Exercise objective: Tally every line of the listing where the string "JSON" is found, and state the total alone.

Supplied data:

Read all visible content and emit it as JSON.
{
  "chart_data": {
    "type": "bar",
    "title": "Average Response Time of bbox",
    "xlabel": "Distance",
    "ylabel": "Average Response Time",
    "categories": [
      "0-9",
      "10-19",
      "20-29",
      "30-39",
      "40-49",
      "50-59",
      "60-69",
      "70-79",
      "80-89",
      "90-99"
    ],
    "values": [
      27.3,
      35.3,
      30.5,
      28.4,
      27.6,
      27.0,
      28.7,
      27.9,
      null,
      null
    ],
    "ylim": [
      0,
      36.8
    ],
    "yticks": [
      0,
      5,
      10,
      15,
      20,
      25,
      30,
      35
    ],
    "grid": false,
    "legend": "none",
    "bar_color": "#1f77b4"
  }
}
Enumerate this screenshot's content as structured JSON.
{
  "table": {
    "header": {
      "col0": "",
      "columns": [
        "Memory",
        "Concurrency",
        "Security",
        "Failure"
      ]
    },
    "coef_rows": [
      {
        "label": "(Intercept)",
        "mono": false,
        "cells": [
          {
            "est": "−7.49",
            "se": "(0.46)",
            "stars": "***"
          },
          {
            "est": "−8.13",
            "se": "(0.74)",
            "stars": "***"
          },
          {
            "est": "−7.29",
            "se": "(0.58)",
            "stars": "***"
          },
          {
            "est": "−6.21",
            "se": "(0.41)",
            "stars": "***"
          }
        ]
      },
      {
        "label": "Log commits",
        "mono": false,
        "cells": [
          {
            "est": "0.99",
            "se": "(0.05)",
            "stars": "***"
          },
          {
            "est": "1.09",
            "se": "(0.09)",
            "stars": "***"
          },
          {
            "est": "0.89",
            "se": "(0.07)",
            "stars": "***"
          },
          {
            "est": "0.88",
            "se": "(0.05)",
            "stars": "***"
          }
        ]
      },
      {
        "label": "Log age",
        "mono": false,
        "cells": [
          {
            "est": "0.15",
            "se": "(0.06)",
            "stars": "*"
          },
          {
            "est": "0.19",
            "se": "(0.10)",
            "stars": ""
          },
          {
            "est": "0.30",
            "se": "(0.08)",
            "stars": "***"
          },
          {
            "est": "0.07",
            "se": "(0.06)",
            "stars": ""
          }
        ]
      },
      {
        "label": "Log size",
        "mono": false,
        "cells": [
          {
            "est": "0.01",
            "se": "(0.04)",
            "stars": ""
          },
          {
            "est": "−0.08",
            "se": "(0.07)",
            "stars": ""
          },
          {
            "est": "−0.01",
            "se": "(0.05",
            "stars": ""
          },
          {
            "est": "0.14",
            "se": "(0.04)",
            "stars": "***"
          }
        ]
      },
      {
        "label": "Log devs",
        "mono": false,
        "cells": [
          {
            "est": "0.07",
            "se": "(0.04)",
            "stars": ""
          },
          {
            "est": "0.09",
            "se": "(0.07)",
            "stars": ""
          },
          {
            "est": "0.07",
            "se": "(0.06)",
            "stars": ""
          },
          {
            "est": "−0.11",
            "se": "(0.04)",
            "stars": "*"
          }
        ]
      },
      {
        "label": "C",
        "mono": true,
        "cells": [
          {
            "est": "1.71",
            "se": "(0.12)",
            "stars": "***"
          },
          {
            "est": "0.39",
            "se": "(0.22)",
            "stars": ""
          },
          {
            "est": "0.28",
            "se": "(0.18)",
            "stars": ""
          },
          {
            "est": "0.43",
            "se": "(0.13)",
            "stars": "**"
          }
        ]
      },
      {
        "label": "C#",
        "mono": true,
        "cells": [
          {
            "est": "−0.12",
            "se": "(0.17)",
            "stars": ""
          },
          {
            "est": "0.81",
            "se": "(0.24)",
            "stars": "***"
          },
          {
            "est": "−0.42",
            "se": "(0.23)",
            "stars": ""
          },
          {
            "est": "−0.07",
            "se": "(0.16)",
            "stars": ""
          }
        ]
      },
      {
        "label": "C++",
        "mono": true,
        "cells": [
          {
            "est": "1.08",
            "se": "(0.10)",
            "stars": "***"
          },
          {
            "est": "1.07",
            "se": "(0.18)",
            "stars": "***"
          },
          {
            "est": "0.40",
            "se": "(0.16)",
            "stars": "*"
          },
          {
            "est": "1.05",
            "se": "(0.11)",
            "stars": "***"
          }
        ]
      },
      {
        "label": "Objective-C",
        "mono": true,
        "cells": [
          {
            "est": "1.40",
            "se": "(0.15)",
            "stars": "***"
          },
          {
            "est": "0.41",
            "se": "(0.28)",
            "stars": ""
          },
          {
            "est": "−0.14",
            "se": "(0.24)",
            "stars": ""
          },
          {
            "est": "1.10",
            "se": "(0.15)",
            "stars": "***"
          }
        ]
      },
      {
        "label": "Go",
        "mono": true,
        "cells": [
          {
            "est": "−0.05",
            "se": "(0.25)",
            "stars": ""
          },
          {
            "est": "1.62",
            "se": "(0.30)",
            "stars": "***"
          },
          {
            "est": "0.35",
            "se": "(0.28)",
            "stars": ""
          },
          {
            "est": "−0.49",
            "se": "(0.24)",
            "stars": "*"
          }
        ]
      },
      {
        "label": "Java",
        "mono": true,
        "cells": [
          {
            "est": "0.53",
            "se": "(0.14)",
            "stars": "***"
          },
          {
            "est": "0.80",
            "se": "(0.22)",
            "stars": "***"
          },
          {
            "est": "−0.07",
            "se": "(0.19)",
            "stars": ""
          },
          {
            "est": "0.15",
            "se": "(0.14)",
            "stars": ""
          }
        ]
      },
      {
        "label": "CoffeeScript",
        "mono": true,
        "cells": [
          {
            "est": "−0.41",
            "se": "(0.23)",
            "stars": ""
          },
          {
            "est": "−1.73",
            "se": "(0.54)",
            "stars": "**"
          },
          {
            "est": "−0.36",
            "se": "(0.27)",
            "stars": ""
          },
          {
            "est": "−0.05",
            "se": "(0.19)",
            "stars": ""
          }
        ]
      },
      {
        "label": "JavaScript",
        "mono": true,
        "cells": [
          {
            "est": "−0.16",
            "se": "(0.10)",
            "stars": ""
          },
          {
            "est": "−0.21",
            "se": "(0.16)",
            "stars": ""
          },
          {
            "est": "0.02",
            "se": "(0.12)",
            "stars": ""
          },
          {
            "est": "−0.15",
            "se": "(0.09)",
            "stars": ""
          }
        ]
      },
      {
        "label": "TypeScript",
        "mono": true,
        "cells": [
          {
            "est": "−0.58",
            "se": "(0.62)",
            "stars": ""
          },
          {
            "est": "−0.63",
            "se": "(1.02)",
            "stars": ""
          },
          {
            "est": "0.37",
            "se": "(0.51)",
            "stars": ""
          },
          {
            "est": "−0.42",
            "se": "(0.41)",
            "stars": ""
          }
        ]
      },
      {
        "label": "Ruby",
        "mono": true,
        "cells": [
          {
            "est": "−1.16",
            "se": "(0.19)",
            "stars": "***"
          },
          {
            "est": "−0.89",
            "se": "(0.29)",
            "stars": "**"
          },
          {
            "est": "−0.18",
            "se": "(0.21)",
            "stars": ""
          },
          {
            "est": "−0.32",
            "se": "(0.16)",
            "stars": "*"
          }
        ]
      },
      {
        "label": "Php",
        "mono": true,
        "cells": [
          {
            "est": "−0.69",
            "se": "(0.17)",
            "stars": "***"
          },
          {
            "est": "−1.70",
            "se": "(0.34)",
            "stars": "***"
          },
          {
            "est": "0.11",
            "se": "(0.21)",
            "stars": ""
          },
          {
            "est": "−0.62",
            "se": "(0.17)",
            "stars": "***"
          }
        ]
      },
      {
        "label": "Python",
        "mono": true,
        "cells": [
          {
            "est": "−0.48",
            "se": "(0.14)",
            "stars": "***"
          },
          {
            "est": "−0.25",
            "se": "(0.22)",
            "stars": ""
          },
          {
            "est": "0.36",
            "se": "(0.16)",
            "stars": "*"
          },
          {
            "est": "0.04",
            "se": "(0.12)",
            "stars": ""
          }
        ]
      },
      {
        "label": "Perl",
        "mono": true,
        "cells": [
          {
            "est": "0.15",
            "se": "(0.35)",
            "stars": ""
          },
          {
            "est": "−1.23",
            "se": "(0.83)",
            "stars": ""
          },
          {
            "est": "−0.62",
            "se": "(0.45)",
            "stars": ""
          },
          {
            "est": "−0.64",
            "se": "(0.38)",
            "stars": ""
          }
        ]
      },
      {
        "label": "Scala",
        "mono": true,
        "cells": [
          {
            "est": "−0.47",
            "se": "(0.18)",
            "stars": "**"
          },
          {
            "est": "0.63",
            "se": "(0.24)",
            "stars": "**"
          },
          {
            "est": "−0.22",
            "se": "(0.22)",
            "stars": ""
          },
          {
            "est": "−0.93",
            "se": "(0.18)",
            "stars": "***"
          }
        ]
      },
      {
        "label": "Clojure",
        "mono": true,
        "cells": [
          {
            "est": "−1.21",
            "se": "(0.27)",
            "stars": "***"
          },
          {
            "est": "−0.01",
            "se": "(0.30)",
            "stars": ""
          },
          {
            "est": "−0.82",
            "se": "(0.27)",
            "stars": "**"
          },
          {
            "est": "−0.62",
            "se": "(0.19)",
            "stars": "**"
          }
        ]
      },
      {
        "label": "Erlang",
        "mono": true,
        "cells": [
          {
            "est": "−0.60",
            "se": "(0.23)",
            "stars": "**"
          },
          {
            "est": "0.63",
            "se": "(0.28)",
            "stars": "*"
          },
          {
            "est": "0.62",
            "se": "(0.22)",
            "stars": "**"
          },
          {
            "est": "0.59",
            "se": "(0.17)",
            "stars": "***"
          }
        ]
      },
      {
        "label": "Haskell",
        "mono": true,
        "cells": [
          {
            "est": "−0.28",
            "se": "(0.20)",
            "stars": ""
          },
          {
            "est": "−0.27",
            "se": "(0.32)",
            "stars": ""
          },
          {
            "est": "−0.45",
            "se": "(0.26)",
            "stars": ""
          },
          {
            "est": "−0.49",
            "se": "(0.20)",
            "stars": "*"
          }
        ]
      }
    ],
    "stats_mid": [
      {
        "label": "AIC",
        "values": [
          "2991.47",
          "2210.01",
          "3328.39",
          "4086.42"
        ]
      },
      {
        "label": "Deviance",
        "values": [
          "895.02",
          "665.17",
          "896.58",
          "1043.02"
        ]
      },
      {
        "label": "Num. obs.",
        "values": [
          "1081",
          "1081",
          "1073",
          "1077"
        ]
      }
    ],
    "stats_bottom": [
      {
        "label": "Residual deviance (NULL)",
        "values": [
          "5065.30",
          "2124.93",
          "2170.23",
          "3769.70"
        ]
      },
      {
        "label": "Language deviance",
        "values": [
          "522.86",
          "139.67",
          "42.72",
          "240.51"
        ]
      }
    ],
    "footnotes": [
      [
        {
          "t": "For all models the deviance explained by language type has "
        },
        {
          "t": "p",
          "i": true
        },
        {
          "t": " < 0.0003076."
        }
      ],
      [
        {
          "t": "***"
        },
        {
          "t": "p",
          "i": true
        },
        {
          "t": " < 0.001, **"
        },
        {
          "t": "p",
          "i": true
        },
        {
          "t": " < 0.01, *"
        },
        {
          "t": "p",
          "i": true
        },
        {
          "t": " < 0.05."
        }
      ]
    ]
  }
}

Task result: 2